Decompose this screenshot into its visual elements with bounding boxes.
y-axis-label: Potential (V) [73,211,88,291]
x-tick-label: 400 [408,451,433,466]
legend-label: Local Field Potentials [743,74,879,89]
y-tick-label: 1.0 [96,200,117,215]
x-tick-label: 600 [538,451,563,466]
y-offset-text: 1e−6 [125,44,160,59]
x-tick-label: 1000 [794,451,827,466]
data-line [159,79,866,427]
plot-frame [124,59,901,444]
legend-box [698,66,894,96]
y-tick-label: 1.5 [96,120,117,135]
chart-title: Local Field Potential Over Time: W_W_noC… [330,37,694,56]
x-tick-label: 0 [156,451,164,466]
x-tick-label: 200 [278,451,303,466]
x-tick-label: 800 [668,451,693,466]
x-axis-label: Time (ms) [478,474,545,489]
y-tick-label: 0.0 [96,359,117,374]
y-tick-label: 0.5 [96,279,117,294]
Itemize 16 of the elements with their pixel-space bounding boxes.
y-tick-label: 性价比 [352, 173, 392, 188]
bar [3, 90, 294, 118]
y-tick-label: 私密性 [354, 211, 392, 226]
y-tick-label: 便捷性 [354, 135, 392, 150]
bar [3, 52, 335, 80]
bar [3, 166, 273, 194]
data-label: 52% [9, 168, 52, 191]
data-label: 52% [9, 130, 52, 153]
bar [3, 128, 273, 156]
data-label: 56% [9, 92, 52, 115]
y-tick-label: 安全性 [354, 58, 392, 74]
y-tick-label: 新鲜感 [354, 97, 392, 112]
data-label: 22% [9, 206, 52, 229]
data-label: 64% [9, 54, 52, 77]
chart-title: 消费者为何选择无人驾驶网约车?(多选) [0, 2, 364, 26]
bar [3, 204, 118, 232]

■ ■ ■

## Work instructions
Please copy the listing again, switching every "data-label" to "value-label" and leaving everything else unchanged.

## Solution to the exercise
Decompose this screenshot into its visual elements with bounding boxes.
y-axis-label: Potential (V) [73,211,88,291]
x-tick-label: 400 [408,451,433,466]
legend-label: Local Field Potentials [743,74,879,89]
y-tick-label: 1.0 [96,200,117,215]
x-tick-label: 600 [538,451,563,466]
y-offset-text: 1e−6 [125,44,160,59]
x-tick-label: 1000 [794,451,827,466]
data-line [159,79,866,427]
plot-frame [124,59,901,444]
legend-box [698,66,894,96]
y-tick-label: 1.5 [96,120,117,135]
chart-title: Local Field Potential Over Time: W_W_noC… [330,37,694,56]
x-tick-label: 0 [156,451,164,466]
x-tick-label: 200 [278,451,303,466]
x-tick-label: 800 [668,451,693,466]
x-axis-label: Time (ms) [478,474,545,489]
y-tick-label: 0.0 [96,359,117,374]
y-tick-label: 0.5 [96,279,117,294]
Itemize 16 of the elements with their pixel-space bounding boxes.
y-tick-label: 性价比 [352, 173, 392, 188]
bar [3, 90, 294, 118]
y-tick-label: 私密性 [354, 211, 392, 226]
y-tick-label: 便捷性 [354, 135, 392, 150]
bar [3, 52, 335, 80]
bar [3, 166, 273, 194]
value-label: 52% [9, 168, 52, 191]
value-label: 52% [9, 130, 52, 153]
bar [3, 128, 273, 156]
value-label: 56% [9, 92, 52, 115]
y-tick-label: 安全性 [354, 58, 392, 74]
y-tick-label: 新鲜感 [354, 97, 392, 112]
value-label: 22% [9, 206, 52, 229]
value-label: 64% [9, 54, 52, 77]
chart-title: 消费者为何选择无人驾驶网约车?(多选) [0, 2, 364, 26]
bar [3, 204, 118, 232]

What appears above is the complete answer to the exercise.